▸ 課題内容:
寺社の経営難を扱った文章の最後の一文に続けて、その先を書き進めてください。

▸ 提示文章:

しかし、近年はその大半が厳しい経営状況に陥っています。その主な要因は、後継者や人手不足、そして収入に不安があることです。
以下、それぞれについて詳しく解説します。
一般社団法人良いお寺研究会が発表した資料「コロナ感染流行でお寺はどう変容したか」によると、曹洞宗、浄土宗の後継者に関して、次のような調査結果が示されています。
この2つの宗派だけを見ても、半数近くのお寺が、後継者の不在に悩んでいるという現状があるようです。
お寺の後継者問題は、少子高齢化による担い手の不在や、後継者となるべき人材が収入面に不安を感じているということが大きな原因です。
また、同資料によると約7万7,000寺の寺院数のうち、正住寺院(人が住んでいるお寺)数は6万寺程度、空き寺数は1万5,000から1万7,000寺とされています。
しかし、このまま何の対策も施さないでいた場合、2040年には国内の正住寺院数は5万寺以下になるとまで予測されているのです。この傾向は、神社の場合も同様でしょう。
寺社仏閣は後継者や人手不足の中でも継続していけるよう、新たな視点で改革していかざるを得ない時期に来ています。
神社仏閣は、収入面の不安も抱えています。
例えば、全国に約1万寺を持つ浄土真宗本願寺派ですが、有名な宗派であっても、全寺院のうち43%が年収300万円以下と言われています。

▸ 記録データ:
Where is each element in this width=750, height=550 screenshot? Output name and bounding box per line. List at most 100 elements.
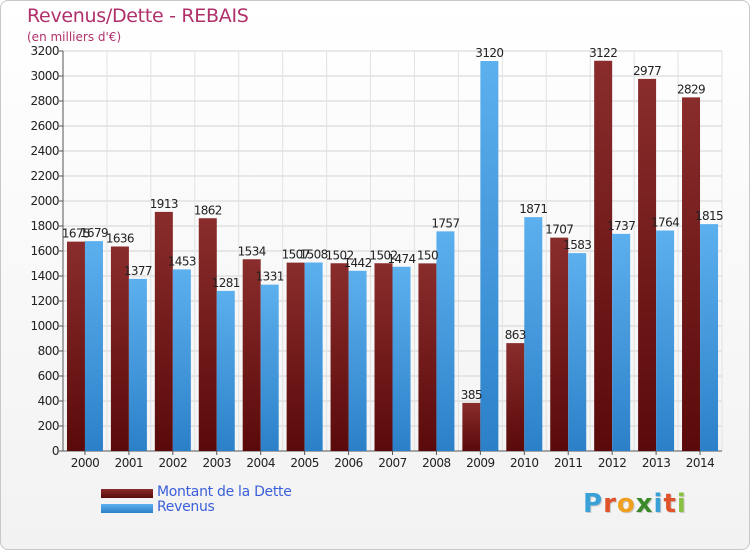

▸ 課題への回答:
この収入面での不安は、担い手不足に陥る要因の1つになっています。また、それだけでなく、神社仏閣の「経営面」に重大な影を落としているのです。
多くのお寺は、お葬式や法事などのお布施料や拝観料・御朱印・お守りの収入だけで、十分な生活をすることができないのです。
神社に関しても同様で、約50%の宮司の年収が300万円未満と言われています。寄付のほか、七五三や厄除けなどのご祈祷料や御朱印、おふだやお守りなどの授与品販売が主な収入源ですが、ご祈祷料は数千円程度、賽銭も数十円ばかりと、さほど大きな収入は見込めません。
特に神社はお寺とは異なり檀家制度がないため、観光客が集まる有名な一部の神社を除いて、収入面の不安はさらに大きいと推測されます。
このように収入面で不安を抱える神社仏閣ですが、施設の維持費などは削ることのできないコストです。
老朽化や天災により破損した建物を修復するのに、数千万円かかるケースもあるようです。
こうした維持費を捻出するために、檀家への案内状や経理事務などの紙の扱いを見直すことによるコストカットや、新たな収入源を確保したりする必要があります。
このように神社仏閣が抱える人手不足や収入不安を解決する手段として期待されるのが、神社仏閣のビジネスモデルをDXすることなのです。
人手不足や収入不安などの経営上の問題を解決するには、DX推進がカギとなります。
業界外の一般の人々からすると、一見「お寺や神社のような伝統的で、厳粛な場にデジタル技術を持ち込むのはふさわしくない」と思うかもしれません。
しかし、当事者である神社仏閣の関係者の立場からすれば、なによりも避けたいのはこれまで守ってきたお寺や神社が継承できなくなることです。
こうした視点に立てば、伝統は大切にしつつも、ある意味で「ビジネス思考」を取り入れて、現在の課題を乗り越えていく必要があります。
実際に、神社仏閣の中には、歴史や伝統を守りつつDX推進に取り組んでいるところが少なくありません。
この章では、こうしたDX推進施策について、事例を交えて解説します。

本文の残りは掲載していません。